### Directive
Reproduce the records below in full and without edits, omitting images.

### Provided data

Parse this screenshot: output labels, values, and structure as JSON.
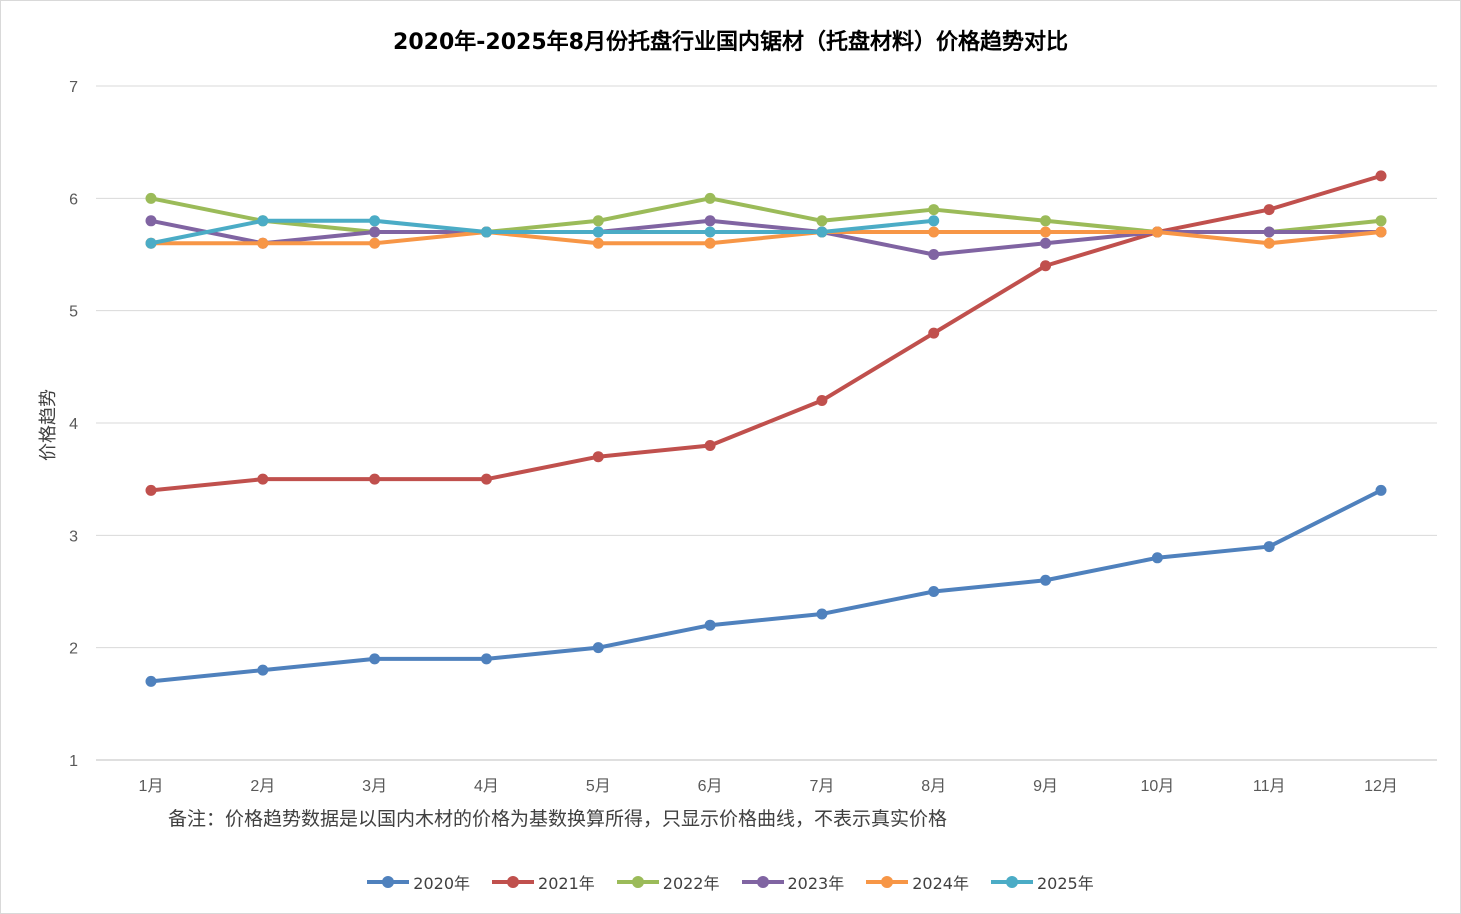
{
  "chart_data": {
    "type": "line",
    "title": "2020年-2025年8月份托盘行业国内锯材（托盘材料）价格趋势对比",
    "xlabel": "",
    "ylabel": "价格趋势",
    "note": "备注：价格趋势数据是以国内木材的价格为基数换算所得，只显示价格曲线，不表示真实价格",
    "ylim": [
      1,
      7
    ],
    "yticks": [
      "1",
      "2",
      "3",
      "4",
      "5",
      "6",
      "7"
    ],
    "grid": true,
    "legend_position": "bottom",
    "categories": [
      "1月",
      "2月",
      "3月",
      "4月",
      "5月",
      "6月",
      "7月",
      "8月",
      "9月",
      "10月",
      "11月",
      "12月"
    ],
    "series": [
      {
        "name": "2020年",
        "color": "#4f81bd",
        "values": [
          1.7,
          1.8,
          1.9,
          1.9,
          2.0,
          2.2,
          2.3,
          2.5,
          2.6,
          2.8,
          2.9,
          3.4
        ]
      },
      {
        "name": "2021年",
        "color": "#c0504d",
        "values": [
          3.4,
          3.5,
          3.5,
          3.5,
          3.7,
          3.8,
          4.2,
          4.8,
          5.4,
          5.7,
          5.9,
          6.2
        ]
      },
      {
        "name": "2022年",
        "color": "#9bbb59",
        "values": [
          6.0,
          5.8,
          5.7,
          5.7,
          5.8,
          6.0,
          5.8,
          5.9,
          5.8,
          5.7,
          5.7,
          5.8
        ]
      },
      {
        "name": "2023年",
        "color": "#8064a2",
        "values": [
          5.8,
          5.6,
          5.7,
          5.7,
          5.7,
          5.8,
          5.7,
          5.5,
          5.6,
          5.7,
          5.7,
          5.7
        ]
      },
      {
        "name": "2024年",
        "color": "#f79646",
        "values": [
          5.6,
          5.6,
          5.6,
          5.7,
          5.6,
          5.6,
          5.7,
          5.7,
          5.7,
          5.7,
          5.6,
          5.7
        ]
      },
      {
        "name": "2025年",
        "color": "#4bacc6",
        "values": [
          5.6,
          5.8,
          5.8,
          5.7,
          5.7,
          5.7,
          5.7,
          5.8,
          null,
          null,
          null,
          null
        ]
      }
    ]
  }
}
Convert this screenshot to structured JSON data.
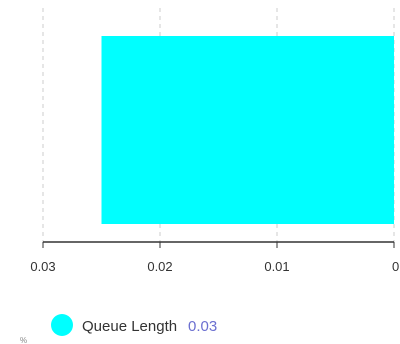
{
  "chart_data": {
    "type": "bar",
    "orientation": "horizontal",
    "x_reversed": true,
    "xlim": [
      0,
      0.03
    ],
    "ticks": [
      0.03,
      0.02,
      0.01,
      0
    ],
    "tick_labels": [
      "0.03",
      "0.02",
      "0.01",
      "0"
    ],
    "grid": true,
    "legend_position": "bottom-left",
    "series": [
      {
        "name": "Queue Length",
        "values": [
          0.025
        ]
      }
    ]
  },
  "legend": {
    "label": "Queue Length",
    "value": "0.03"
  },
  "colors": {
    "bar": "#00ffff",
    "axis": "#333333",
    "grid": "#cccccc",
    "legend_value": "#6b6fd0"
  },
  "stray_mark": "%"
}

### The result
Parse this screenshot: output labels, values, and structure as JSON.
{
  "chart_data": {
    "type": "line",
    "title": "2020年-2025年8月份托盘行业国内锯材（托盘材料）价格趋势对比",
    "xlabel": "",
    "ylabel": "价格趋势",
    "note": "备注：价格趋势数据是以国内木材的价格为基数换算所得，只显示价格曲线，不表示真实价格",
    "ylim": [
      1,
      7
    ],
    "yticks": [
      "1",
      "2",
      "3",
      "4",
      "5",
      "6",
      "7"
    ],
    "grid": true,
    "legend_position": "bottom",
    "categories": [
      "1月",
      "2月",
      "3月",
      "4月",
      "5月",
      "6月",
      "7月",
      "8月",
      "9月",
      "10月",
      "11月",
      "12月"
    ],
    "series": [
      {
        "name": "2020年",
        "color": "#4f81bd",
        "values": [
          1.7,
          1.8,
          1.9,
          1.9,
          2.0,
          2.2,
          2.3,
          2.5,
          2.6,
          2.8,
          2.9,
          3.4
        ]
      },
      {
        "name": "2021年",
        "color": "#c0504d",
        "values": [
          3.4,
          3.5,
          3.5,
          3.5,
          3.7,
          3.8,
          4.2,
          4.8,
          5.4,
          5.7,
          5.9,
          6.2
        ]
      },
      {
        "name": "2022年",
        "color": "#9bbb59",
        "values": [
          6.0,
          5.8,
          5.7,
          5.7,
          5.8,
          6.0,
          5.8,
          5.9,
          5.8,
          5.7,
          5.7,
          5.8
        ]
      },
      {
        "name": "2023年",
        "color": "#8064a2",
        "values": [
          5.8,
          5.6,
          5.7,
          5.7,
          5.7,
          5.8,
          5.7,
          5.5,
          5.6,
          5.7,
          5.7,
          5.7
        ]
      },
      {
        "name": "2024年",
        "color": "#f79646",
        "values": [
          5.6,
          5.6,
          5.6,
          5.7,
          5.6,
          5.6,
          5.7,
          5.7,
          5.7,
          5.7,
          5.6,
          5.7
        ]
      },
      {
        "name": "2025年",
        "color": "#4bacc6",
        "values": [
          5.6,
          5.8,
          5.8,
          5.7,
          5.7,
          5.7,
          5.7,
          5.8,
          null,
          null,
          null,
          null
        ]
      }
    ]
  }
}
Convert this screenshot to structured JSON data.
{
  "chart_data": {
    "type": "bar",
    "orientation": "horizontal",
    "x_reversed": true,
    "xlim": [
      0,
      0.03
    ],
    "ticks": [
      0.03,
      0.02,
      0.01,
      0
    ],
    "tick_labels": [
      "0.03",
      "0.02",
      "0.01",
      "0"
    ],
    "grid": true,
    "legend_position": "bottom-left",
    "series": [
      {
        "name": "Queue Length",
        "values": [
          0.025
        ]
      }
    ]
  },
  "legend": {
    "label": "Queue Length",
    "value": "0.03"
  },
  "colors": {
    "bar": "#00ffff",
    "axis": "#333333",
    "grid": "#cccccc",
    "legend_value": "#6b6fd0"
  },
  "stray_mark": "%"
}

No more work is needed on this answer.